Data excerpts
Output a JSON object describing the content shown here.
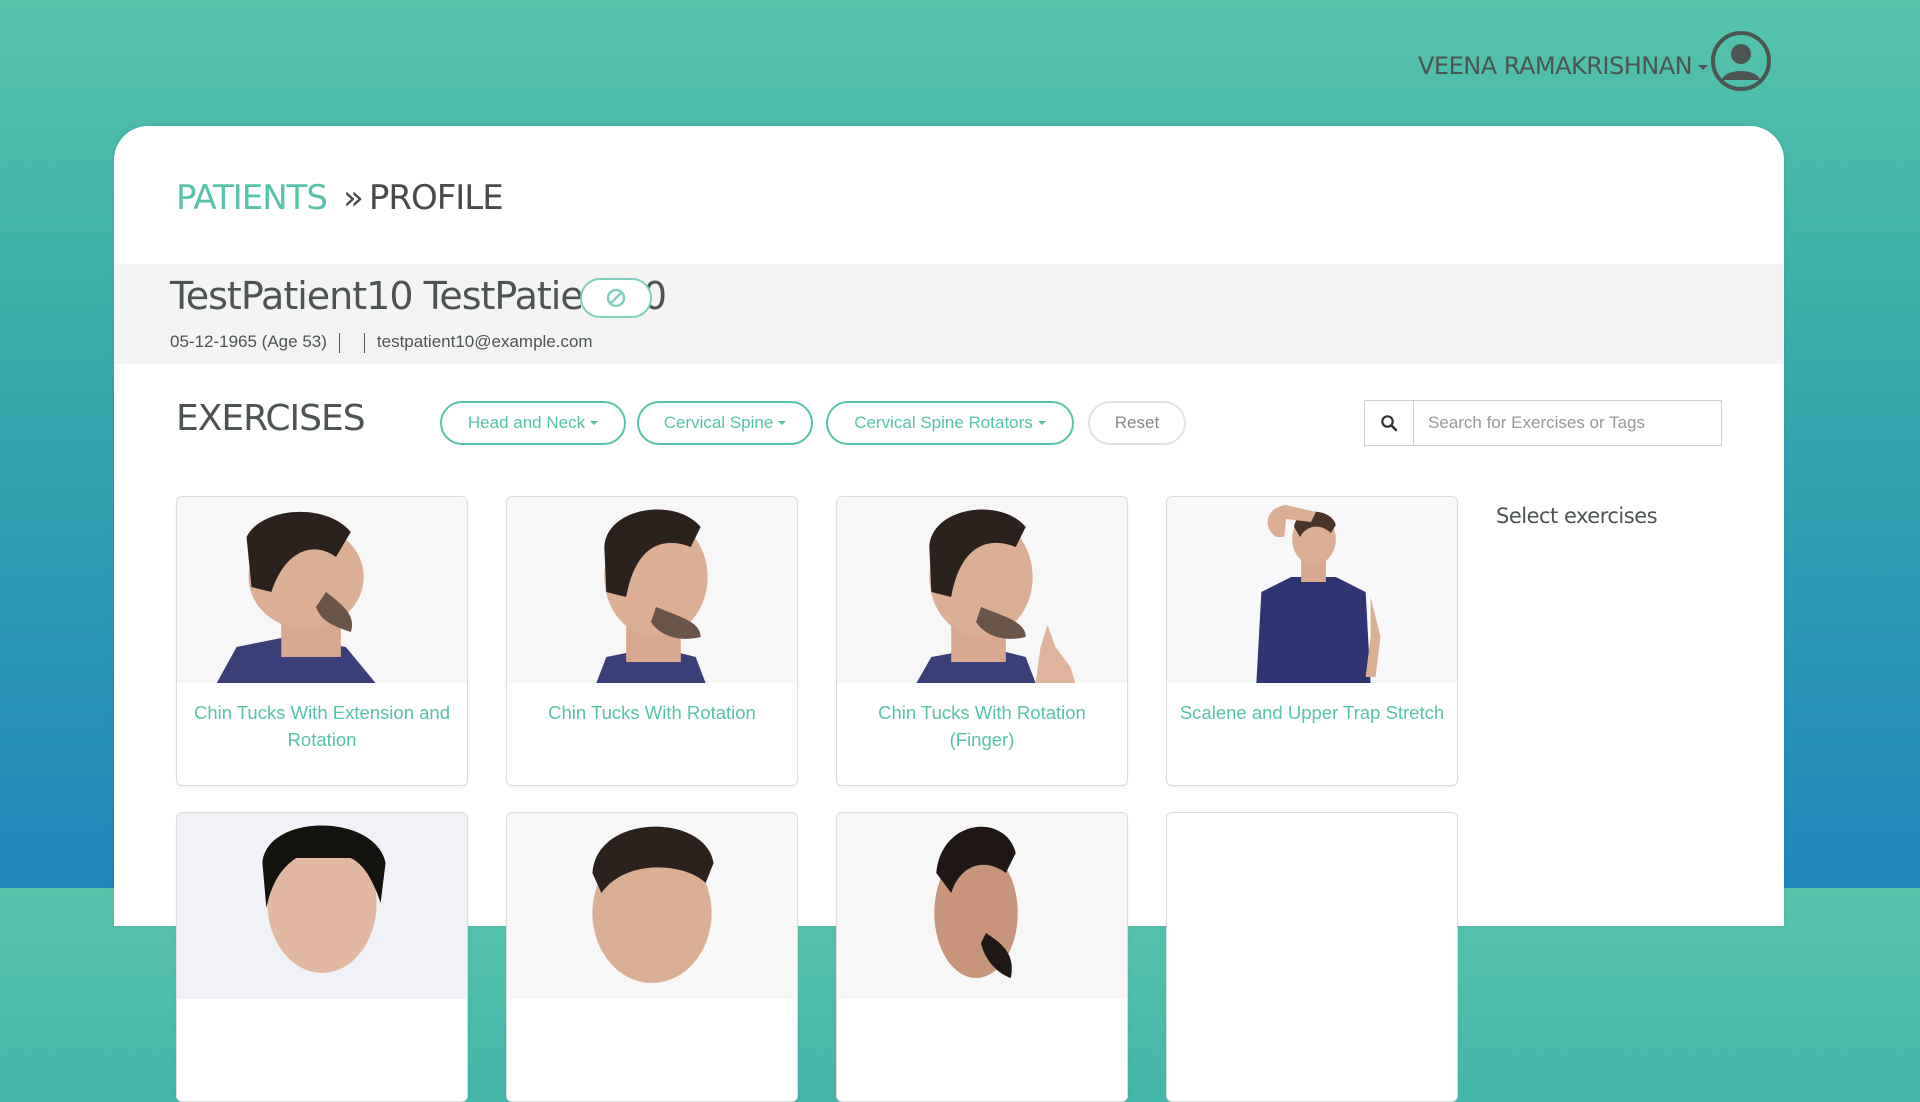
{
  "header": {
    "user_name": "VEENA RAMAKRISHNAN",
    "avatar_icon": "user-circle-icon"
  },
  "breadcrumb": {
    "parent": "PATIENTS",
    "separator": "»",
    "current": "PROFILE"
  },
  "patient": {
    "name": "TestPatient10 TestPatient10",
    "status_icon": "ban-icon",
    "dob_age": "05-12-1965 (Age 53)",
    "phone": "",
    "email": "testpatient10@example.com"
  },
  "exercises": {
    "title": "EXERCISES",
    "filters": [
      "Head and Neck",
      "Cervical Spine",
      "Cervical Spine Rotators"
    ],
    "reset_label": "Reset",
    "search_placeholder": "Search for Exercises or Tags",
    "search_icon": "search-icon",
    "select_label": "Select exercises",
    "cards": [
      {
        "title": "Chin Tucks With Extension and Rotation"
      },
      {
        "title": "Chin Tucks With Rotation"
      },
      {
        "title": "Chin Tucks With Rotation (Finger)"
      },
      {
        "title": "Scalene and Upper Trap Stretch"
      },
      {
        "title": ""
      },
      {
        "title": ""
      },
      {
        "title": ""
      },
      {
        "title": ""
      }
    ]
  },
  "colors": {
    "accent": "#57c3ab",
    "background_top": "#57c3ab",
    "background_bottom": "#1f86b9",
    "text": "#4d5552"
  }
}
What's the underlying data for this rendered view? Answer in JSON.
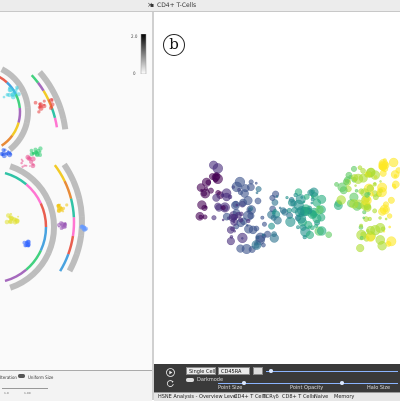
{
  "window": {
    "title": "CD4+ T-Cells",
    "close_glyph": "×"
  },
  "panel_label": "b",
  "colorbar": {
    "max_label": "2.0",
    "min_label": "0"
  },
  "left_legend": {
    "items": [
      "Iteration",
      "Uniform Size"
    ],
    "values": [
      "1.0",
      "1.00"
    ]
  },
  "controls": {
    "mode_select": "Single Cell",
    "marker_select": "CD45RA",
    "darkmode_label": "Darkmode",
    "sliders": [
      "Point Size",
      "Point Opacity",
      "Halo Size"
    ]
  },
  "tabs": [
    "HSNE Analysis - Overview Level",
    "CD4+ T Cells",
    "TCRγδ",
    "CD8+ T Cells",
    "Naive",
    "Memory"
  ],
  "colors": {
    "viridis": [
      "#440154",
      "#472d7b",
      "#3b528b",
      "#2c728e",
      "#21918c",
      "#28ae80",
      "#5ec962",
      "#addc30",
      "#fde725"
    ],
    "ring_segments": [
      "#e74c3c",
      "#3498db",
      "#2ecc71",
      "#9b59b6",
      "#f1c40f",
      "#e67e22",
      "#1abc9c",
      "#ff66cc"
    ]
  }
}
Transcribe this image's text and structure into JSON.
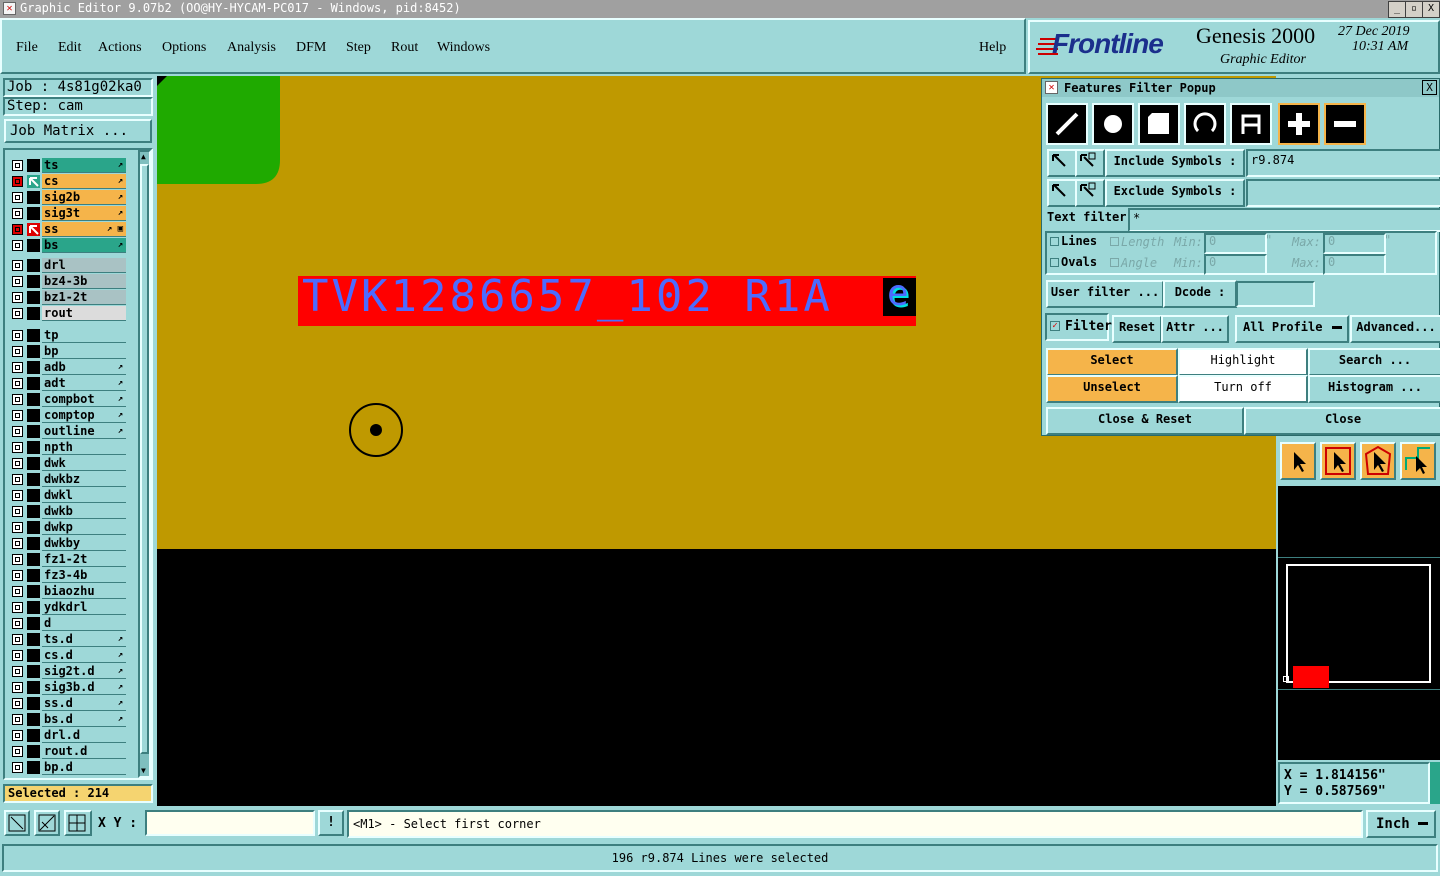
{
  "window": {
    "title": "Graphic Editor 9.07b2 (OO@HY-HYCAM-PC017 - Windows, pid:8452)",
    "minimize": "_",
    "maximize": "▫",
    "close": "X"
  },
  "menu": {
    "items": [
      "File",
      "Edit",
      "Actions",
      "Options",
      "Analysis",
      "DFM",
      "Step",
      "Rout",
      "Windows"
    ],
    "help": "Help"
  },
  "brand": {
    "logo": "Frontline",
    "product": "Genesis 2000",
    "subtitle": "Graphic Editor",
    "date": "27 Dec 2019",
    "time": "10:31 AM"
  },
  "job": {
    "job_label": "Job : 4s81g02ka0",
    "step_label": "Step: cam",
    "matrix_button": "Job Matrix ...",
    "selected": "Selected : 214"
  },
  "layers": {
    "group1": [
      {
        "name": "ts",
        "color": "#2aa58a",
        "flag": "↗"
      },
      {
        "name": "cs",
        "color": "#f5b44a",
        "flag": "↗",
        "work": true
      },
      {
        "name": "sig2b",
        "color": "#f5b44a",
        "flag": "↗"
      },
      {
        "name": "sig3t",
        "color": "#f5b44a",
        "flag": "↗"
      },
      {
        "name": "ss",
        "color": "#f5b44a",
        "flag": "↗ ▣",
        "active": true
      },
      {
        "name": "bs",
        "color": "#2aa58a",
        "flag": "↗"
      }
    ],
    "group2": [
      {
        "name": "drl",
        "color": "#a9c2c4"
      },
      {
        "name": "bz4-3b",
        "color": "#a9c2c4"
      },
      {
        "name": "bz1-2t",
        "color": "#a9c2c4"
      },
      {
        "name": "rout",
        "color": "#dcdcdc"
      }
    ],
    "group3": [
      {
        "name": "tp",
        "color": "#9ed8d8"
      },
      {
        "name": "bp",
        "color": "#9ed8d8"
      },
      {
        "name": "adb",
        "color": "#9ed8d8",
        "flag": "↗"
      },
      {
        "name": "adt",
        "color": "#9ed8d8",
        "flag": "↗"
      },
      {
        "name": "compbot",
        "color": "#9ed8d8",
        "flag": "↗"
      },
      {
        "name": "comptop",
        "color": "#9ed8d8",
        "flag": "↗"
      },
      {
        "name": "outline",
        "color": "#9ed8d8",
        "flag": "↗"
      },
      {
        "name": "npth",
        "color": "#9ed8d8"
      },
      {
        "name": "dwk",
        "color": "#9ed8d8"
      },
      {
        "name": "dwkbz",
        "color": "#9ed8d8"
      },
      {
        "name": "dwkl",
        "color": "#9ed8d8"
      },
      {
        "name": "dwkb",
        "color": "#9ed8d8"
      },
      {
        "name": "dwkp",
        "color": "#9ed8d8"
      },
      {
        "name": "dwkby",
        "color": "#9ed8d8"
      },
      {
        "name": "fz1-2t",
        "color": "#9ed8d8"
      },
      {
        "name": "fz3-4b",
        "color": "#9ed8d8"
      },
      {
        "name": "biaozhu",
        "color": "#9ed8d8"
      },
      {
        "name": "ydkdrl",
        "color": "#9ed8d8"
      },
      {
        "name": "d",
        "color": "#9ed8d8"
      },
      {
        "name": "ts.d",
        "color": "#9ed8d8",
        "flag": "↗"
      },
      {
        "name": "cs.d",
        "color": "#9ed8d8",
        "flag": "↗"
      },
      {
        "name": "sig2t.d",
        "color": "#9ed8d8",
        "flag": "↗"
      },
      {
        "name": "sig3b.d",
        "color": "#9ed8d8",
        "flag": "↗"
      },
      {
        "name": "ss.d",
        "color": "#9ed8d8",
        "flag": "↗"
      },
      {
        "name": "bs.d",
        "color": "#9ed8d8",
        "flag": "↗"
      },
      {
        "name": "drl.d",
        "color": "#9ed8d8"
      },
      {
        "name": "rout.d",
        "color": "#9ed8d8"
      },
      {
        "name": "bp.d",
        "color": "#9ed8d8"
      }
    ]
  },
  "canvas": {
    "board_text": "TVK1286657_102 R1A",
    "glyph": "e",
    "board_color": "#bf9900",
    "copper_color": "#1faa00",
    "highlight_color": "#ff0000",
    "text_color": "#4c6bff"
  },
  "popup": {
    "title": "Features Filter Popup",
    "close": "X",
    "feature_icons": [
      "line-icon",
      "pad-icon",
      "surface-icon",
      "arc-icon",
      "text-icon",
      "positive-icon",
      "negative-icon"
    ],
    "include_label": "Include Symbols :",
    "include_value": "r9.874",
    "exclude_label": "Exclude Symbols :",
    "exclude_value": "",
    "text_filter_label": "Text filter",
    "text_filter_value": "*",
    "lines_label": "Lines",
    "ovals_label": "Ovals",
    "length_label": "Length",
    "angle_label": "Angle",
    "min_label": "Min:",
    "max_label": "Max:",
    "length_min": "0",
    "length_max": "0",
    "angle_min": "0",
    "angle_max": "0",
    "length_unit": "\"",
    "user_filter": "User filter ...",
    "dcode_label": "Dcode :",
    "dcode_value": "",
    "filter_label": "Filter",
    "reset": "Reset",
    "attr": "Attr ...",
    "profile": "All Profile",
    "advanced": "Advanced...",
    "select": "Select",
    "highlight": "Highlight",
    "search": "Search ...",
    "unselect": "Unselect",
    "turn_off": "Turn off",
    "histogram": "Histogram ...",
    "close_reset": "Close & Reset",
    "close_btn": "Close"
  },
  "coords": {
    "x": "X = 1.814156\"",
    "y": "Y = 0.587569\""
  },
  "cmd": {
    "xy_label": "X Y :",
    "xy_value": "",
    "prompt": "<M1> - Select first corner",
    "units": "Inch",
    "info_icon": "!"
  },
  "status": {
    "message": "196 r9.874 Lines were selected"
  }
}
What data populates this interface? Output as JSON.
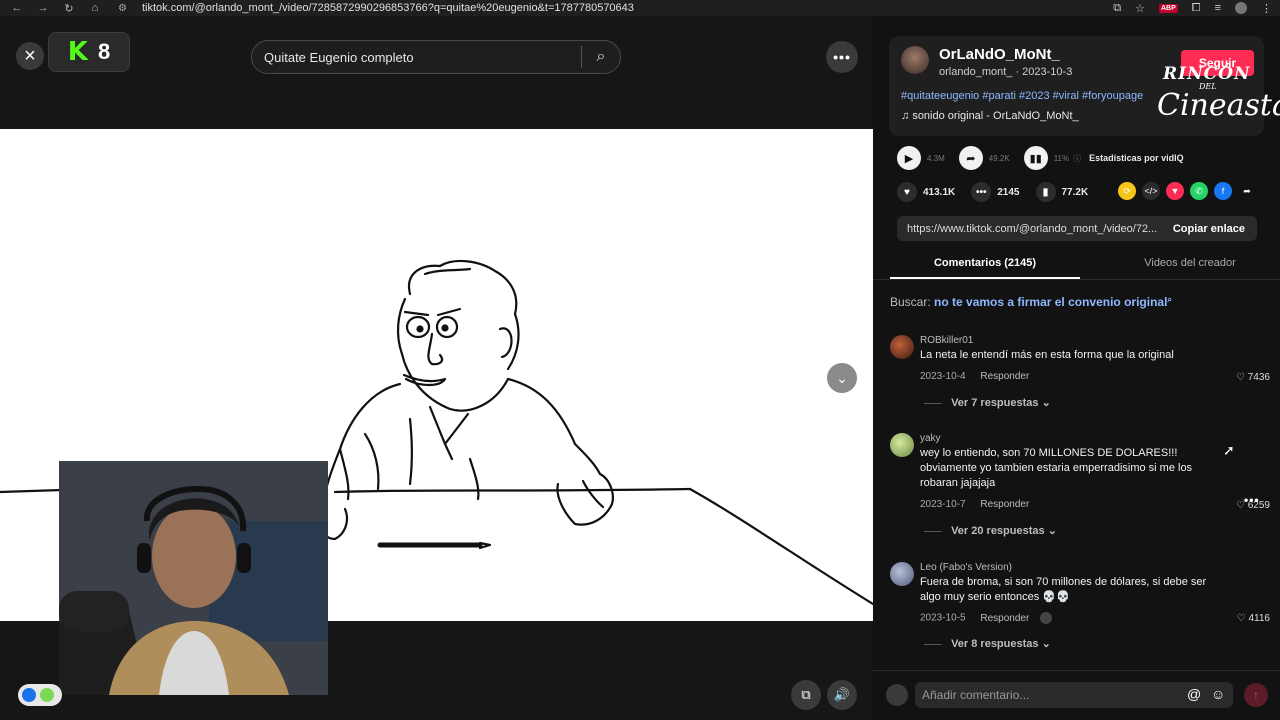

◆ DIRECTIONS FOR THIS TASK
Each line of the data that holds the word "Reset" should be copied.

◆ RESPONSE FOR THIS EXERCISE
    "reset_label": "Reset",
    "reset": "Reset",
    "close_reset": "Close & Reset",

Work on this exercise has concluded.